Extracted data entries
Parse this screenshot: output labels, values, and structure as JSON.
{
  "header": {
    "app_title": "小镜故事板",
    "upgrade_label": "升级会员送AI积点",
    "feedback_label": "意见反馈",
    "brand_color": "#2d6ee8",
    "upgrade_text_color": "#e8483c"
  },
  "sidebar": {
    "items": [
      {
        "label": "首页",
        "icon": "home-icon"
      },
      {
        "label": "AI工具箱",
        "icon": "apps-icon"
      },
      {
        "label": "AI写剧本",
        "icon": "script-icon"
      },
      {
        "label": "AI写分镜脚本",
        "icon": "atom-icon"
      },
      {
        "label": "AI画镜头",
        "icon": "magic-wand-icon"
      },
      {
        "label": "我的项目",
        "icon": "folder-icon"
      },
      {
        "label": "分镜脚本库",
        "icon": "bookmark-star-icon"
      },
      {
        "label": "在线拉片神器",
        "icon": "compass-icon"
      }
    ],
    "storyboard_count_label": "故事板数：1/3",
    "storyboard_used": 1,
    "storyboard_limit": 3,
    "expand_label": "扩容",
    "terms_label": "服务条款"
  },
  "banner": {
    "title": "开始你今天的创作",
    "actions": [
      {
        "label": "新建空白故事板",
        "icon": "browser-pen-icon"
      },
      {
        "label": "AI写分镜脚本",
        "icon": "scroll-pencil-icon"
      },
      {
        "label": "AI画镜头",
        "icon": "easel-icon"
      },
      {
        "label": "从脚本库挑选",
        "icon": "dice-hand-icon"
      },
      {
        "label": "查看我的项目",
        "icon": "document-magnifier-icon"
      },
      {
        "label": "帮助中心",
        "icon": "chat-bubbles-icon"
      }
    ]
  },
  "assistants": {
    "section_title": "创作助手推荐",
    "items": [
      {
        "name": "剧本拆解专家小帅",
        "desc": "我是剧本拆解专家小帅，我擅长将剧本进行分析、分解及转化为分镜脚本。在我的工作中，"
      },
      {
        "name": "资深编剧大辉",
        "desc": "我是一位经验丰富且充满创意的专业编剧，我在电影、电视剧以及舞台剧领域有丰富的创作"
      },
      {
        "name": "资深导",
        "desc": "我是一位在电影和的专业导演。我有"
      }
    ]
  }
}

• [What is asked]: Set all of the entries down again, exactly as they were given.

• [Output below]:
Parse this screenshot: output labels, values, and structure as JSON.
{
  "header": {
    "app_title": "小镜故事板",
    "upgrade_label": "升级会员送AI积点",
    "feedback_label": "意见反馈",
    "brand_color": "#2d6ee8",
    "upgrade_text_color": "#e8483c"
  },
  "sidebar": {
    "items": [
      {
        "label": "首页",
        "icon": "home-icon"
      },
      {
        "label": "AI工具箱",
        "icon": "apps-icon"
      },
      {
        "label": "AI写剧本",
        "icon": "script-icon"
      },
      {
        "label": "AI写分镜脚本",
        "icon": "atom-icon"
      },
      {
        "label": "AI画镜头",
        "icon": "magic-wand-icon"
      },
      {
        "label": "我的项目",
        "icon": "folder-icon"
      },
      {
        "label": "分镜脚本库",
        "icon": "bookmark-star-icon"
      },
      {
        "label": "在线拉片神器",
        "icon": "compass-icon"
      }
    ],
    "storyboard_count_label": "故事板数：1/3",
    "storyboard_used": 1,
    "storyboard_limit": 3,
    "expand_label": "扩容",
    "terms_label": "服务条款"
  },
  "banner": {
    "title": "开始你今天的创作",
    "actions": [
      {
        "label": "新建空白故事板",
        "icon": "browser-pen-icon"
      },
      {
        "label": "AI写分镜脚本",
        "icon": "scroll-pencil-icon"
      },
      {
        "label": "AI画镜头",
        "icon": "easel-icon"
      },
      {
        "label": "从脚本库挑选",
        "icon": "dice-hand-icon"
      },
      {
        "label": "查看我的项目",
        "icon": "document-magnifier-icon"
      },
      {
        "label": "帮助中心",
        "icon": "chat-bubbles-icon"
      }
    ]
  },
  "assistants": {
    "section_title": "创作助手推荐",
    "items": [
      {
        "name": "剧本拆解专家小帅",
        "desc": "我是剧本拆解专家小帅，我擅长将剧本进行分析、分解及转化为分镜脚本。在我的工作中，"
      },
      {
        "name": "资深编剧大辉",
        "desc": "我是一位经验丰富且充满创意的专业编剧，我在电影、电视剧以及舞台剧领域有丰富的创作"
      },
      {
        "name": "资深导",
        "desc": "我是一位在电影和的专业导演。我有"
      }
    ]
  }
}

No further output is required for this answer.